GIVEN TASK - Find the lines that include the string "Replication" and report how many there are. Give no other text.

INPUT MATERIAL -
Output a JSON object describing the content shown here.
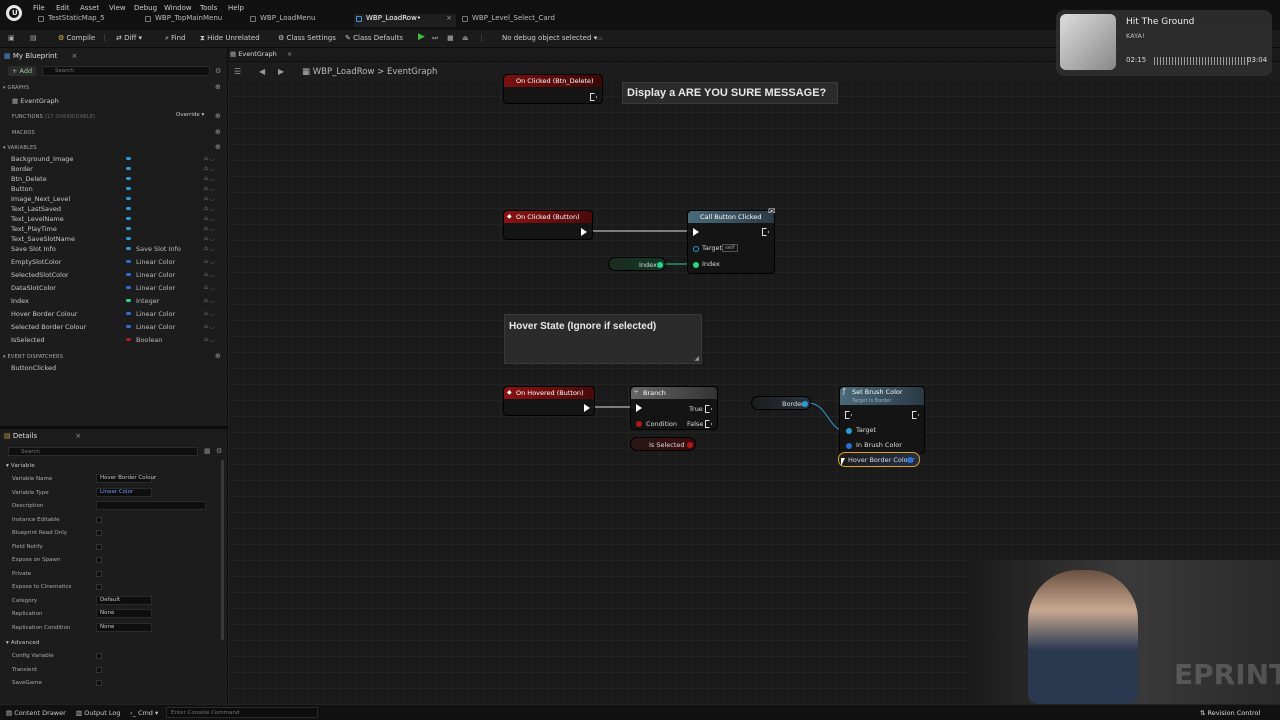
{
  "app": {
    "logo": "unreal-engine-logo",
    "menu": [
      "File",
      "Edit",
      "Asset",
      "View",
      "Debug",
      "Window",
      "Tools",
      "Help"
    ],
    "doc_tabs": [
      {
        "label": "TestStaticMap_5",
        "active": false
      },
      {
        "label": "WBP_TopMainMenu",
        "active": false
      },
      {
        "label": "WBP_LoadMenu",
        "active": false
      },
      {
        "label": "WBP_LoadRow•",
        "active": true
      },
      {
        "label": "WBP_Level_Select_Card",
        "active": false
      }
    ]
  },
  "toolbar": {
    "compile": "Compile",
    "diff": "Diff",
    "find": "Find",
    "hide_unrelated": "Hide Unrelated",
    "class_settings": "Class Settings",
    "class_defaults": "Class Defaults",
    "debug_object": "No debug object selected"
  },
  "my_blueprint": {
    "tab": "My Blueprint",
    "add": "+ Add",
    "search_placeholder": "Search",
    "graphs_head": "GRAPHS",
    "event_graph": "EventGraph",
    "functions_head": "FUNCTIONS",
    "functions_sub": "(17 OVERRIDABLE)",
    "override": "Override",
    "macros_head": "MACROS",
    "variables_head": "VARIABLES",
    "variables": [
      {
        "name": "Background_Image",
        "type": "",
        "color": "#2a9bd6"
      },
      {
        "name": "Border",
        "type": "",
        "color": "#2a9bd6"
      },
      {
        "name": "Btn_Delete",
        "type": "",
        "color": "#2a9bd6"
      },
      {
        "name": "Button",
        "type": "",
        "color": "#2a9bd6"
      },
      {
        "name": "Image_Next_Level",
        "type": "",
        "color": "#2a9bd6"
      },
      {
        "name": "Text_LastSaved",
        "type": "",
        "color": "#2a9bd6"
      },
      {
        "name": "Text_LevelName",
        "type": "",
        "color": "#2a9bd6"
      },
      {
        "name": "Text_PlayTime",
        "type": "",
        "color": "#2a9bd6"
      },
      {
        "name": "Text_SaveSlotName",
        "type": "",
        "color": "#2a9bd6"
      },
      {
        "name": "Save Slot Info",
        "type": "Save Slot Info",
        "color": "#2a9bd6"
      },
      {
        "name": "EmptySlotColor",
        "type": "Linear Color",
        "color": "#2a6fd6"
      },
      {
        "name": "SelectedSlotColor",
        "type": "Linear Color",
        "color": "#2a6fd6"
      },
      {
        "name": "DataSlotColor",
        "type": "Linear Color",
        "color": "#2a6fd6"
      },
      {
        "name": "Index",
        "type": "Integer",
        "color": "#28d490"
      },
      {
        "name": "Hover Border Colour",
        "type": "Linear Color",
        "color": "#2a6fd6"
      },
      {
        "name": "Selected Border Colour",
        "type": "Linear Color",
        "color": "#2a6fd6"
      },
      {
        "name": "IsSelected",
        "type": "Boolean",
        "color": "#b01818"
      }
    ],
    "dispatchers_head": "EVENT DISPATCHERS",
    "dispatchers": [
      "ButtonClicked"
    ]
  },
  "details": {
    "tab": "Details",
    "search_placeholder": "Search",
    "section": "Variable",
    "rows": [
      {
        "label": "Variable Name",
        "value": "Hover Border Colour",
        "kind": "text"
      },
      {
        "label": "Variable Type",
        "value": "Linear Color",
        "kind": "type"
      },
      {
        "label": "Description",
        "value": "",
        "kind": "text-wide"
      },
      {
        "label": "Instance Editable",
        "value": "",
        "kind": "check"
      },
      {
        "label": "Blueprint Read Only",
        "value": "",
        "kind": "check"
      },
      {
        "label": "Field Notify",
        "value": "",
        "kind": "check"
      },
      {
        "label": "Expose on Spawn",
        "value": "",
        "kind": "check"
      },
      {
        "label": "Private",
        "value": "",
        "kind": "check"
      },
      {
        "label": "Expose to Cinematics",
        "value": "",
        "kind": "check"
      },
      {
        "label": "Category",
        "value": "Default",
        "kind": "select"
      },
      {
        "label": "Replication",
        "value": "None",
        "kind": "select"
      },
      {
        "label": "Replication Condition",
        "value": "None",
        "kind": "select"
      }
    ],
    "advanced": "Advanced",
    "advanced_rows": [
      "Config Variable",
      "Transient",
      "SaveGame"
    ]
  },
  "graph_tab": {
    "label": "EventGraph",
    "breadcrumb_root": "WBP_LoadRow",
    "breadcrumb_sep": ">",
    "breadcrumb_leaf": "EventGraph"
  },
  "graph": {
    "comment1": "Display a ARE YOU SURE MESSAGE?",
    "comment2": "Hover State (Ignore if selected)",
    "node_btn_delete": "On Clicked (Btn_Delete)",
    "node_on_clicked": "On Clicked (Button)",
    "node_call": "Call Button Clicked",
    "call_target": "Target",
    "call_target_val": "self",
    "call_index": "Index",
    "var_index": "Index",
    "node_on_hovered": "On Hovered (Button)",
    "node_branch": "Branch",
    "branch_condition": "Condition",
    "branch_true": "True",
    "branch_false": "False",
    "var_is_selected": "Is Selected",
    "var_border": "Border",
    "node_set_brush": "Set Brush Color",
    "set_brush_sub": "Target is Border",
    "set_target": "Target",
    "set_in_brush": "In Brush Color",
    "var_hover_border": "Hover Border Colour"
  },
  "status": {
    "content_drawer": "Content Drawer",
    "output_log": "Output Log",
    "cmd": "Cmd",
    "console_placeholder": "Enter Console Command",
    "revision_control": "Revision Control"
  },
  "music": {
    "title": "Hit The Ground",
    "artist": "KAYA!",
    "elapsed": "02:15",
    "total": "03:04"
  },
  "watermark": "EPRINT"
}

REPLY - 2